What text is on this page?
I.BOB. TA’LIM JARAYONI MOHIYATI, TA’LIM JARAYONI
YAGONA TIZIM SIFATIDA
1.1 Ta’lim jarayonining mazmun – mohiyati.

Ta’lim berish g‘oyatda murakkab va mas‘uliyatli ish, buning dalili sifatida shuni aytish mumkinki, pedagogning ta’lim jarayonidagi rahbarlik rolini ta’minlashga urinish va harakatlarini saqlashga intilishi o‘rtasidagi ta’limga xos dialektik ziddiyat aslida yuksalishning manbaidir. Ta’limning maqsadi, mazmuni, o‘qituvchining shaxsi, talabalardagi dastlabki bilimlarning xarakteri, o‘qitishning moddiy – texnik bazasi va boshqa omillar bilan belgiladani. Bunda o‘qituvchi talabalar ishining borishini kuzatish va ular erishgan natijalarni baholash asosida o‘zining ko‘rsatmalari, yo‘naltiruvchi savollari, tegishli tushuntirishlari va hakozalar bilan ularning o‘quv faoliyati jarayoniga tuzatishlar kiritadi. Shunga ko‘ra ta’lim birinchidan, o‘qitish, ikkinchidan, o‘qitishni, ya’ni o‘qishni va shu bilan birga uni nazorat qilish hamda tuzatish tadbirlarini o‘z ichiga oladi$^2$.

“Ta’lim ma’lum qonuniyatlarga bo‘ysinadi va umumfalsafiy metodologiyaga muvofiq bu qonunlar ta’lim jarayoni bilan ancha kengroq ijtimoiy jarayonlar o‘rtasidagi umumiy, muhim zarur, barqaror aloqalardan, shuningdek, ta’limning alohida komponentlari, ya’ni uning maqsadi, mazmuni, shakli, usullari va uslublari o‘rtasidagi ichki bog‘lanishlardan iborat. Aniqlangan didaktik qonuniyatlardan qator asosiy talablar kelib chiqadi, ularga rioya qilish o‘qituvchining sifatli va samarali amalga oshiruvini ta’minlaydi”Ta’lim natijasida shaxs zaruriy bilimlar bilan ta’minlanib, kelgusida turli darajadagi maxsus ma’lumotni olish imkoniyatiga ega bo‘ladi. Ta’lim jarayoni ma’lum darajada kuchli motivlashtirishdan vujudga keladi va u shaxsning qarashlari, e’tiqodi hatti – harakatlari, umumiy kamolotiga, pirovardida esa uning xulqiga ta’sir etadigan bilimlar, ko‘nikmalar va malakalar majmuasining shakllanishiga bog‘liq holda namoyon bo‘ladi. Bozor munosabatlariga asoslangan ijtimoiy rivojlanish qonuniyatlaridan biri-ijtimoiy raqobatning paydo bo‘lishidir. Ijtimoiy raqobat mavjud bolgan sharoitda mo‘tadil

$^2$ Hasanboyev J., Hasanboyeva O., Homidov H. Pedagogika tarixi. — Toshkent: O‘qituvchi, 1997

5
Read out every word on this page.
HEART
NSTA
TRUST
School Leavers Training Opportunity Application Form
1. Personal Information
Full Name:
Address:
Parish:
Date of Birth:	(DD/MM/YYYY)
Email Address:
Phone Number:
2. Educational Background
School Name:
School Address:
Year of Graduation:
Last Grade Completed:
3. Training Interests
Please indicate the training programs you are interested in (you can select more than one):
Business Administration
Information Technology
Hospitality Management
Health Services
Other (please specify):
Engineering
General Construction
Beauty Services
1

■ ■ ■

[REQUIREMENTS] Set down the entries verbatim, leaving none out.

[EXERCISE RESULT]
What text is on this page?
I.BOB. TA’LIM JARAYONI MOHIYATI, TA’LIM JARAYONI
YAGONA TIZIM SIFATIDA
1.1 Ta’lim jarayonining mazmun – mohiyati.

Ta’lim berish g‘oyatda murakkab va mas‘uliyatli ish, buning dalili sifatida shuni aytish mumkinki, pedagogning ta’lim jarayonidagi rahbarlik rolini ta’minlashga urinish va harakatlarini saqlashga intilishi o‘rtasidagi ta’limga xos dialektik ziddiyat aslida yuksalishning manbaidir. Ta’limning maqsadi, mazmuni, o‘qituvchining shaxsi, talabalardagi dastlabki bilimlarning xarakteri, o‘qitishning moddiy – texnik bazasi va boshqa omillar bilan belgiladani. Bunda o‘qituvchi talabalar ishining borishini kuzatish va ular erishgan natijalarni baholash asosida o‘zining ko‘rsatmalari, yo‘naltiruvchi savollari, tegishli tushuntirishlari va hakozalar bilan ularning o‘quv faoliyati jarayoniga tuzatishlar kiritadi. Shunga ko‘ra ta’lim birinchidan, o‘qitish, ikkinchidan, o‘qitishni, ya’ni o‘qishni va shu bilan birga uni nazorat qilish hamda tuzatish tadbirlarini o‘z ichiga oladi$^2$.

“Ta’lim ma’lum qonuniyatlarga bo‘ysinadi va umumfalsafiy metodologiyaga muvofiq bu qonunlar ta’lim jarayoni bilan ancha kengroq ijtimoiy jarayonlar o‘rtasidagi umumiy, muhim zarur, barqaror aloqalardan, shuningdek, ta’limning alohida komponentlari, ya’ni uning maqsadi, mazmuni, shakli, usullari va uslublari o‘rtasidagi ichki bog‘lanishlardan iborat. Aniqlangan didaktik qonuniyatlardan qator asosiy talablar kelib chiqadi, ularga rioya qilish o‘qituvchining sifatli va samarali amalga oshiruvini ta’minlaydi”Ta’lim natijasida shaxs zaruriy bilimlar bilan ta’minlanib, kelgusida turli darajadagi maxsus ma’lumotni olish imkoniyatiga ega bo‘ladi. Ta’lim jarayoni ma’lum darajada kuchli motivlashtirishdan vujudga keladi va u shaxsning qarashlari, e’tiqodi hatti – harakatlari, umumiy kamolotiga, pirovardida esa uning xulqiga ta’sir etadigan bilimlar, ko‘nikmalar va malakalar majmuasining shakllanishiga bog‘liq holda namoyon bo‘ladi. Bozor munosabatlariga asoslangan ijtimoiy rivojlanish qonuniyatlaridan biri-ijtimoiy raqobatning paydo bo‘lishidir. Ijtimoiy raqobat mavjud bolgan sharoitda mo‘tadil

$^2$ Hasanboyev J., Hasanboyeva O., Homidov H. Pedagogika tarixi. — Toshkent: O‘qituvchi, 1997

5
Read out every word on this page.
HEART
NSTA
TRUST
School Leavers Training Opportunity Application Form
1. Personal Information
Full Name:
Address:
Parish:
Date of Birth:	(DD/MM/YYYY)
Email Address:
Phone Number:
2. Educational Background
School Name:
School Address:
Year of Graduation:
Last Grade Completed:
3. Training Interests
Please indicate the training programs you are interested in (you can select more than one):
Business Administration
Information Technology
Hospitality Management
Health Services
Other (please specify):
Engineering
General Construction
Beauty Services
1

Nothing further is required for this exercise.